* [WHAT YOU NEED TO DO] Exclude images, then output the remaining data verbatim.

* [TASK DATA]

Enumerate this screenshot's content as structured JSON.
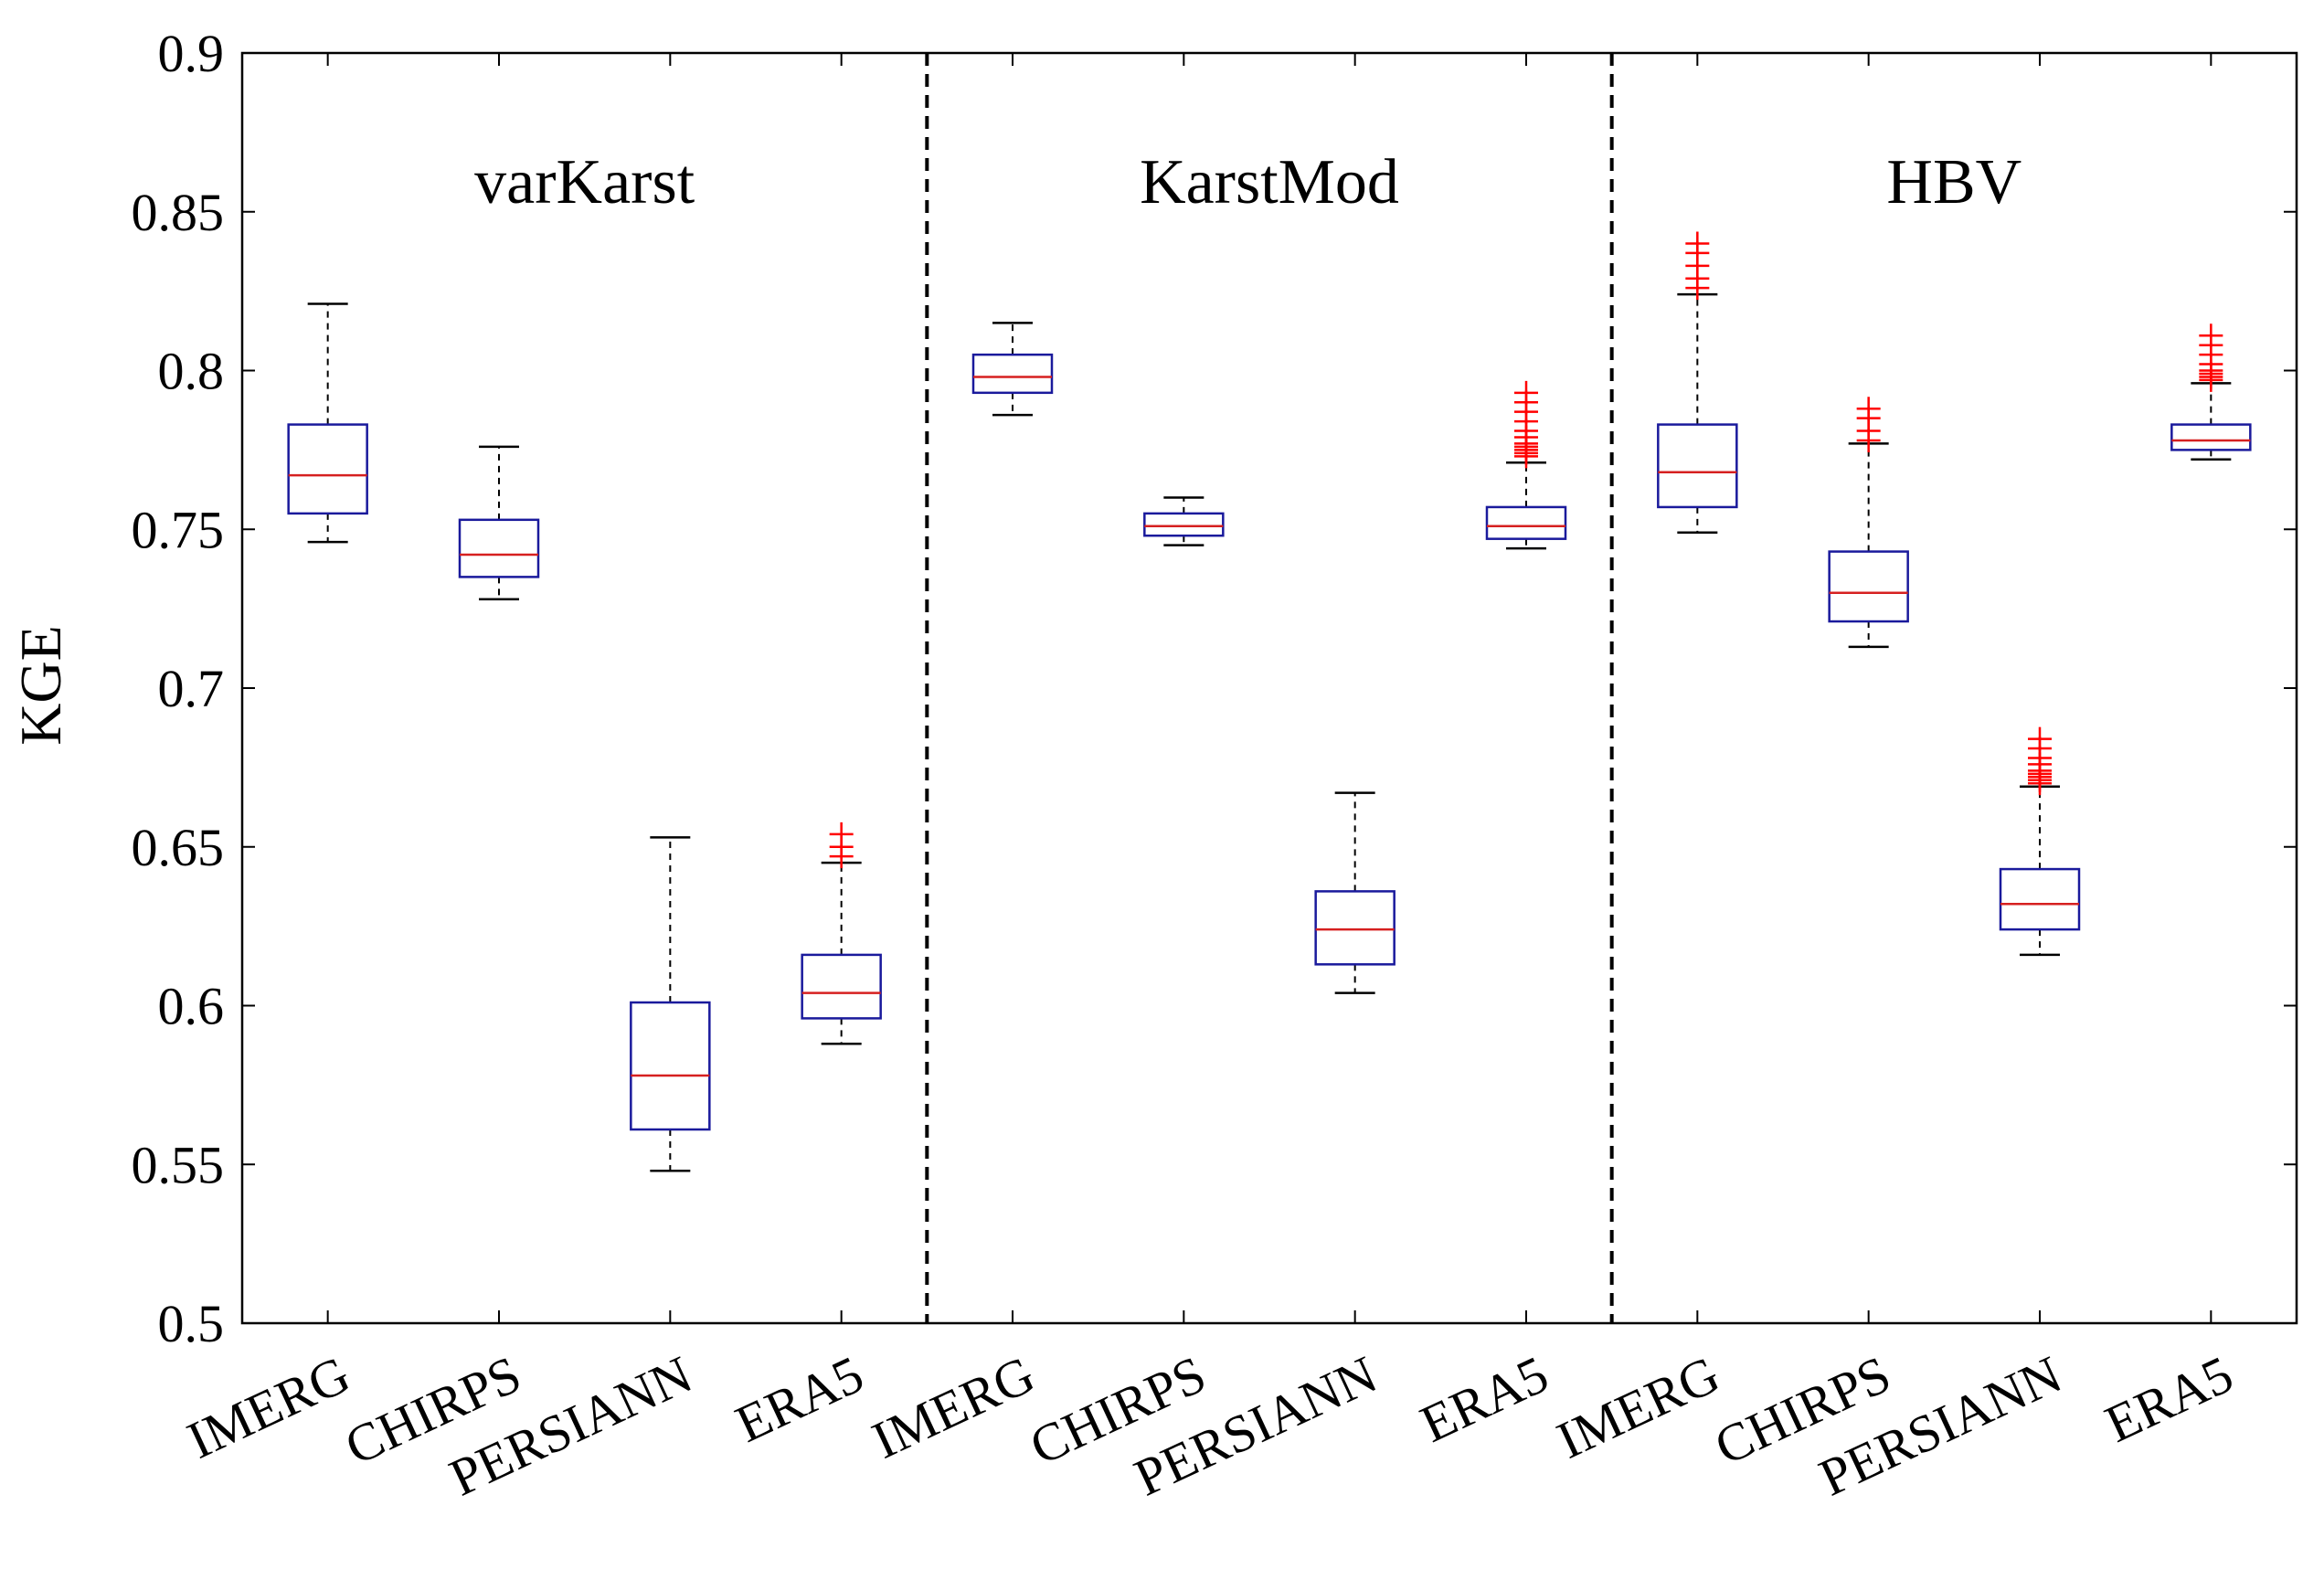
{
  "chart_data": {
    "type": "box",
    "ylabel": "KGE",
    "ylim": [
      0.5,
      0.9
    ],
    "yticks": [
      0.5,
      0.55,
      0.6,
      0.65,
      0.7,
      0.75,
      0.8,
      0.85,
      0.9
    ],
    "ytick_labels": [
      "0.5",
      "0.55",
      "0.6",
      "0.65",
      "0.7",
      "0.75",
      "0.8",
      "0.85",
      "0.9"
    ],
    "categories": [
      "IMERG",
      "CHIRPS",
      "PERSIANN",
      "ERA5",
      "IMERG",
      "CHIRPS",
      "PERSIANN",
      "ERA5",
      "IMERG",
      "CHIRPS",
      "PERSIANN",
      "ERA5"
    ],
    "groups": [
      {
        "label": "varKarst",
        "span": [
          0,
          3
        ]
      },
      {
        "label": "KarstMod",
        "span": [
          4,
          7
        ]
      },
      {
        "label": "HBV",
        "span": [
          8,
          11
        ]
      }
    ],
    "colors": {
      "box": "#1a1a9c",
      "median": "#d62020",
      "whisker": "#000000",
      "outlier": "#ff0000",
      "separator": "#000000"
    },
    "boxes": [
      {
        "category": "IMERG",
        "group": "varKarst",
        "whisker_low": 0.746,
        "q1": 0.755,
        "median": 0.767,
        "q3": 0.783,
        "whisker_high": 0.821,
        "outliers": []
      },
      {
        "category": "CHIRPS",
        "group": "varKarst",
        "whisker_low": 0.728,
        "q1": 0.735,
        "median": 0.742,
        "q3": 0.753,
        "whisker_high": 0.776,
        "outliers": []
      },
      {
        "category": "PERSIANN",
        "group": "varKarst",
        "whisker_low": 0.548,
        "q1": 0.561,
        "median": 0.578,
        "q3": 0.601,
        "whisker_high": 0.653,
        "outliers": []
      },
      {
        "category": "ERA5",
        "group": "varKarst",
        "whisker_low": 0.588,
        "q1": 0.596,
        "median": 0.604,
        "q3": 0.616,
        "whisker_high": 0.645,
        "outliers": [
          0.647,
          0.65,
          0.654
        ]
      },
      {
        "category": "IMERG",
        "group": "KarstMod",
        "whisker_low": 0.786,
        "q1": 0.793,
        "median": 0.798,
        "q3": 0.805,
        "whisker_high": 0.815,
        "outliers": []
      },
      {
        "category": "CHIRPS",
        "group": "KarstMod",
        "whisker_low": 0.745,
        "q1": 0.748,
        "median": 0.751,
        "q3": 0.755,
        "whisker_high": 0.76,
        "outliers": []
      },
      {
        "category": "PERSIANN",
        "group": "KarstMod",
        "whisker_low": 0.604,
        "q1": 0.613,
        "median": 0.624,
        "q3": 0.636,
        "whisker_high": 0.667,
        "outliers": []
      },
      {
        "category": "ERA5",
        "group": "KarstMod",
        "whisker_low": 0.744,
        "q1": 0.747,
        "median": 0.751,
        "q3": 0.757,
        "whisker_high": 0.771,
        "outliers": [
          0.773,
          0.774,
          0.775,
          0.776,
          0.777,
          0.779,
          0.781,
          0.784,
          0.787,
          0.79,
          0.793
        ]
      },
      {
        "category": "IMERG",
        "group": "HBV",
        "whisker_low": 0.749,
        "q1": 0.757,
        "median": 0.768,
        "q3": 0.783,
        "whisker_high": 0.824,
        "outliers": [
          0.826,
          0.829,
          0.833,
          0.837,
          0.84
        ]
      },
      {
        "category": "CHIRPS",
        "group": "HBV",
        "whisker_low": 0.713,
        "q1": 0.721,
        "median": 0.73,
        "q3": 0.743,
        "whisker_high": 0.777,
        "outliers": [
          0.778,
          0.781,
          0.785,
          0.788
        ]
      },
      {
        "category": "PERSIANN",
        "group": "HBV",
        "whisker_low": 0.616,
        "q1": 0.624,
        "median": 0.632,
        "q3": 0.643,
        "whisker_high": 0.669,
        "outliers": [
          0.67,
          0.671,
          0.672,
          0.673,
          0.674,
          0.676,
          0.678,
          0.681,
          0.684
        ]
      },
      {
        "category": "ERA5",
        "group": "HBV",
        "whisker_low": 0.772,
        "q1": 0.775,
        "median": 0.778,
        "q3": 0.783,
        "whisker_high": 0.796,
        "outliers": [
          0.797,
          0.798,
          0.799,
          0.8,
          0.802,
          0.805,
          0.808,
          0.811
        ]
      }
    ]
  }
}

* [SOLUTION]
Enumerate this screenshot's content as structured JSON.
{
  "chart_data": {
    "type": "box",
    "ylabel": "KGE",
    "ylim": [
      0.5,
      0.9
    ],
    "yticks": [
      0.5,
      0.55,
      0.6,
      0.65,
      0.7,
      0.75,
      0.8,
      0.85,
      0.9
    ],
    "ytick_labels": [
      "0.5",
      "0.55",
      "0.6",
      "0.65",
      "0.7",
      "0.75",
      "0.8",
      "0.85",
      "0.9"
    ],
    "categories": [
      "IMERG",
      "CHIRPS",
      "PERSIANN",
      "ERA5",
      "IMERG",
      "CHIRPS",
      "PERSIANN",
      "ERA5",
      "IMERG",
      "CHIRPS",
      "PERSIANN",
      "ERA5"
    ],
    "groups": [
      {
        "label": "varKarst",
        "span": [
          0,
          3
        ]
      },
      {
        "label": "KarstMod",
        "span": [
          4,
          7
        ]
      },
      {
        "label": "HBV",
        "span": [
          8,
          11
        ]
      }
    ],
    "colors": {
      "box": "#1a1a9c",
      "median": "#d62020",
      "whisker": "#000000",
      "outlier": "#ff0000",
      "separator": "#000000"
    },
    "boxes": [
      {
        "category": "IMERG",
        "group": "varKarst",
        "whisker_low": 0.746,
        "q1": 0.755,
        "median": 0.767,
        "q3": 0.783,
        "whisker_high": 0.821,
        "outliers": []
      },
      {
        "category": "CHIRPS",
        "group": "varKarst",
        "whisker_low": 0.728,
        "q1": 0.735,
        "median": 0.742,
        "q3": 0.753,
        "whisker_high": 0.776,
        "outliers": []
      },
      {
        "category": "PERSIANN",
        "group": "varKarst",
        "whisker_low": 0.548,
        "q1": 0.561,
        "median": 0.578,
        "q3": 0.601,
        "whisker_high": 0.653,
        "outliers": []
      },
      {
        "category": "ERA5",
        "group": "varKarst",
        "whisker_low": 0.588,
        "q1": 0.596,
        "median": 0.604,
        "q3": 0.616,
        "whisker_high": 0.645,
        "outliers": [
          0.647,
          0.65,
          0.654
        ]
      },
      {
        "category": "IMERG",
        "group": "KarstMod",
        "whisker_low": 0.786,
        "q1": 0.793,
        "median": 0.798,
        "q3": 0.805,
        "whisker_high": 0.815,
        "outliers": []
      },
      {
        "category": "CHIRPS",
        "group": "KarstMod",
        "whisker_low": 0.745,
        "q1": 0.748,
        "median": 0.751,
        "q3": 0.755,
        "whisker_high": 0.76,
        "outliers": []
      },
      {
        "category": "PERSIANN",
        "group": "KarstMod",
        "whisker_low": 0.604,
        "q1": 0.613,
        "median": 0.624,
        "q3": 0.636,
        "whisker_high": 0.667,
        "outliers": []
      },
      {
        "category": "ERA5",
        "group": "KarstMod",
        "whisker_low": 0.744,
        "q1": 0.747,
        "median": 0.751,
        "q3": 0.757,
        "whisker_high": 0.771,
        "outliers": [
          0.773,
          0.774,
          0.775,
          0.776,
          0.777,
          0.779,
          0.781,
          0.784,
          0.787,
          0.79,
          0.793
        ]
      },
      {
        "category": "IMERG",
        "group": "HBV",
        "whisker_low": 0.749,
        "q1": 0.757,
        "median": 0.768,
        "q3": 0.783,
        "whisker_high": 0.824,
        "outliers": [
          0.826,
          0.829,
          0.833,
          0.837,
          0.84
        ]
      },
      {
        "category": "CHIRPS",
        "group": "HBV",
        "whisker_low": 0.713,
        "q1": 0.721,
        "median": 0.73,
        "q3": 0.743,
        "whisker_high": 0.777,
        "outliers": [
          0.778,
          0.781,
          0.785,
          0.788
        ]
      },
      {
        "category": "PERSIANN",
        "group": "HBV",
        "whisker_low": 0.616,
        "q1": 0.624,
        "median": 0.632,
        "q3": 0.643,
        "whisker_high": 0.669,
        "outliers": [
          0.67,
          0.671,
          0.672,
          0.673,
          0.674,
          0.676,
          0.678,
          0.681,
          0.684
        ]
      },
      {
        "category": "ERA5",
        "group": "HBV",
        "whisker_low": 0.772,
        "q1": 0.775,
        "median": 0.778,
        "q3": 0.783,
        "whisker_high": 0.796,
        "outliers": [
          0.797,
          0.798,
          0.799,
          0.8,
          0.802,
          0.805,
          0.808,
          0.811
        ]
      }
    ]
  }
}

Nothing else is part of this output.